◆ **Exercise task**:
Print the complete set of entries exactly.

◆ **Data section**:
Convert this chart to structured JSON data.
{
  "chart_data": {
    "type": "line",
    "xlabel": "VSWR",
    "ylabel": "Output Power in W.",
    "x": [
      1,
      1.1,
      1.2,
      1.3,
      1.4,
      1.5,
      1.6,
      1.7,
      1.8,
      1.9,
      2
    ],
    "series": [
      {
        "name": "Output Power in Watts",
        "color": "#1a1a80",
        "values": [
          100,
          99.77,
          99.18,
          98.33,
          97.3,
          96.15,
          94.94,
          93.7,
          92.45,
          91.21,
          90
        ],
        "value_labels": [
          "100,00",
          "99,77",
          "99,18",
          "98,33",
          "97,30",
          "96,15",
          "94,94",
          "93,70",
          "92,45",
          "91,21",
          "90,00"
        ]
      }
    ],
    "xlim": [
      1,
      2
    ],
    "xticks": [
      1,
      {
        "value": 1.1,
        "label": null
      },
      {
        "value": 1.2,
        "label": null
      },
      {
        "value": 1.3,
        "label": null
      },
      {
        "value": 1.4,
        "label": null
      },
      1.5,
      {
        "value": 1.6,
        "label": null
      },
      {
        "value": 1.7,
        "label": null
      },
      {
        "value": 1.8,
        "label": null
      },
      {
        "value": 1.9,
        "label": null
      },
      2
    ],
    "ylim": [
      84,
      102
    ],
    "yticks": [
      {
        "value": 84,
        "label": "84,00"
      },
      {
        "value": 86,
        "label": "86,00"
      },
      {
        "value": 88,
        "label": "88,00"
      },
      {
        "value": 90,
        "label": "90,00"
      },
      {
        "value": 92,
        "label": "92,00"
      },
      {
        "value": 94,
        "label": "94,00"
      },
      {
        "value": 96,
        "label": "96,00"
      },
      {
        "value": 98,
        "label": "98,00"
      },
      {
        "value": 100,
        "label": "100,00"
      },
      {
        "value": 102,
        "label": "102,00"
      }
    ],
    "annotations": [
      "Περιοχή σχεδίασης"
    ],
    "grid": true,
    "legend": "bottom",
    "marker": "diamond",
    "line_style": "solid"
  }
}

◆ **Solution for this task**:
Convert this chart to structured JSON data.
{
  "chart_data": {
    "type": "line",
    "xlabel": "VSWR",
    "ylabel": "Output Power in W.",
    "x": [
      1,
      1.1,
      1.2,
      1.3,
      1.4,
      1.5,
      1.6,
      1.7,
      1.8,
      1.9,
      2
    ],
    "series": [
      {
        "name": "Output Power in Watts",
        "color": "#1a1a80",
        "values": [
          100,
          99.77,
          99.18,
          98.33,
          97.3,
          96.15,
          94.94,
          93.7,
          92.45,
          91.21,
          90
        ],
        "value_labels": [
          "100,00",
          "99,77",
          "99,18",
          "98,33",
          "97,30",
          "96,15",
          "94,94",
          "93,70",
          "92,45",
          "91,21",
          "90,00"
        ]
      }
    ],
    "xlim": [
      1,
      2
    ],
    "xticks": [
      1,
      {
        "value": 1.1,
        "label": null
      },
      {
        "value": 1.2,
        "label": null
      },
      {
        "value": 1.3,
        "label": null
      },
      {
        "value": 1.4,
        "label": null
      },
      1.5,
      {
        "value": 1.6,
        "label": null
      },
      {
        "value": 1.7,
        "label": null
      },
      {
        "value": 1.8,
        "label": null
      },
      {
        "value": 1.9,
        "label": null
      },
      2
    ],
    "ylim": [
      84,
      102
    ],
    "yticks": [
      {
        "value": 84,
        "label": "84,00"
      },
      {
        "value": 86,
        "label": "86,00"
      },
      {
        "value": 88,
        "label": "88,00"
      },
      {
        "value": 90,
        "label": "90,00"
      },
      {
        "value": 92,
        "label": "92,00"
      },
      {
        "value": 94,
        "label": "94,00"
      },
      {
        "value": 96,
        "label": "96,00"
      },
      {
        "value": 98,
        "label": "98,00"
      },
      {
        "value": 100,
        "label": "100,00"
      },
      {
        "value": 102,
        "label": "102,00"
      }
    ],
    "annotations": [
      "Περιοχή σχεδίασης"
    ],
    "grid": true,
    "legend": "bottom",
    "marker": "diamond",
    "line_style": "solid"
  }
}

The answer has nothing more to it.